---- ITEMS

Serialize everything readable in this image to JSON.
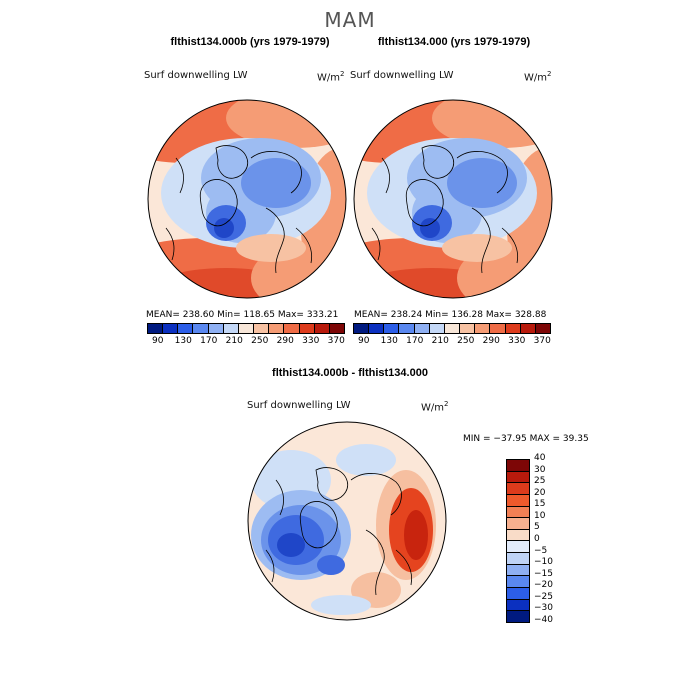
{
  "figure": {
    "title": "MAM"
  },
  "panels": {
    "left": {
      "title": "flthist134.000b (yrs 1979-1979)",
      "variable": "Surf downwelling LW",
      "units": "W/m",
      "units_exp": "2",
      "stats": "MEAN= 238.60   Min= 118.65   Max= 333.21"
    },
    "right": {
      "title": "flthist134.000 (yrs 1979-1979)",
      "variable": "Surf downwelling LW",
      "units": "W/m",
      "units_exp": "2",
      "stats": "MEAN= 238.24   Min= 136.28   Max= 328.88"
    },
    "diff": {
      "title": "flthist134.000b - flthist134.000",
      "variable": "Surf downwelling LW",
      "units": "W/m",
      "units_exp": "2",
      "stats": "MIN = −37.95 MAX =  39.35"
    }
  },
  "colorbar_main": {
    "colors": [
      "#001a80",
      "#0b30c0",
      "#2c5ee8",
      "#5a88f0",
      "#8fb0f3",
      "#c4d8f7",
      "#f7e6d8",
      "#f7c2a3",
      "#f59c75",
      "#ef6c46",
      "#dd3b1c",
      "#b81a0c",
      "#7d0606"
    ],
    "ticks": [
      "90",
      "130",
      "170",
      "210",
      "250",
      "290",
      "330",
      "370"
    ]
  },
  "colorbar_diff": {
    "colors": [
      "#7d0606",
      "#b81a0c",
      "#dd3b1c",
      "#ef5a2c",
      "#f28055",
      "#f7b08f",
      "#f9dcc8",
      "#e3ecfb",
      "#bfd3f6",
      "#8fb0f3",
      "#5a88f0",
      "#2c5ee8",
      "#0b30c0",
      "#001a80"
    ],
    "ticks": [
      "40",
      "30",
      "25",
      "20",
      "15",
      "10",
      "5",
      "0",
      "−5",
      "−10",
      "−15",
      "−20",
      "−25",
      "−30",
      "−40"
    ]
  },
  "map_colors": {
    "deep_red": "#e04a2a",
    "red": "#ef6c46",
    "orange": "#f59c75",
    "light_orange": "#f7c2a3",
    "cream": "#fbe7d8",
    "pale_blue": "#cfe0f7",
    "light_blue": "#9dbcf2",
    "mid_blue": "#6b93ea",
    "blue": "#3f6ae0",
    "deep_blue": "#1f46c8",
    "diff_red": "#e5441f",
    "diff_deep_red": "#c8240e",
    "diff_light": "#f6bfa0"
  }
}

--------

#### OBJECTIVE:
Quote every entry exactly, with the pictures omitted.

#### EXPECTED OUTPUT:
Serialize everything readable in this image to JSON.
{
  "figure": {
    "title": "MAM"
  },
  "panels": {
    "left": {
      "title": "flthist134.000b (yrs 1979-1979)",
      "variable": "Surf downwelling LW",
      "units": "W/m",
      "units_exp": "2",
      "stats": "MEAN= 238.60   Min= 118.65   Max= 333.21"
    },
    "right": {
      "title": "flthist134.000 (yrs 1979-1979)",
      "variable": "Surf downwelling LW",
      "units": "W/m",
      "units_exp": "2",
      "stats": "MEAN= 238.24   Min= 136.28   Max= 328.88"
    },
    "diff": {
      "title": "flthist134.000b - flthist134.000",
      "variable": "Surf downwelling LW",
      "units": "W/m",
      "units_exp": "2",
      "stats": "MIN = −37.95 MAX =  39.35"
    }
  },
  "colorbar_main": {
    "colors": [
      "#001a80",
      "#0b30c0",
      "#2c5ee8",
      "#5a88f0",
      "#8fb0f3",
      "#c4d8f7",
      "#f7e6d8",
      "#f7c2a3",
      "#f59c75",
      "#ef6c46",
      "#dd3b1c",
      "#b81a0c",
      "#7d0606"
    ],
    "ticks": [
      "90",
      "130",
      "170",
      "210",
      "250",
      "290",
      "330",
      "370"
    ]
  },
  "colorbar_diff": {
    "colors": [
      "#7d0606",
      "#b81a0c",
      "#dd3b1c",
      "#ef5a2c",
      "#f28055",
      "#f7b08f",
      "#f9dcc8",
      "#e3ecfb",
      "#bfd3f6",
      "#8fb0f3",
      "#5a88f0",
      "#2c5ee8",
      "#0b30c0",
      "#001a80"
    ],
    "ticks": [
      "40",
      "30",
      "25",
      "20",
      "15",
      "10",
      "5",
      "0",
      "−5",
      "−10",
      "−15",
      "−20",
      "−25",
      "−30",
      "−40"
    ]
  },
  "map_colors": {
    "deep_red": "#e04a2a",
    "red": "#ef6c46",
    "orange": "#f59c75",
    "light_orange": "#f7c2a3",
    "cream": "#fbe7d8",
    "pale_blue": "#cfe0f7",
    "light_blue": "#9dbcf2",
    "mid_blue": "#6b93ea",
    "blue": "#3f6ae0",
    "deep_blue": "#1f46c8",
    "diff_red": "#e5441f",
    "diff_deep_red": "#c8240e",
    "diff_light": "#f6bfa0"
  }
}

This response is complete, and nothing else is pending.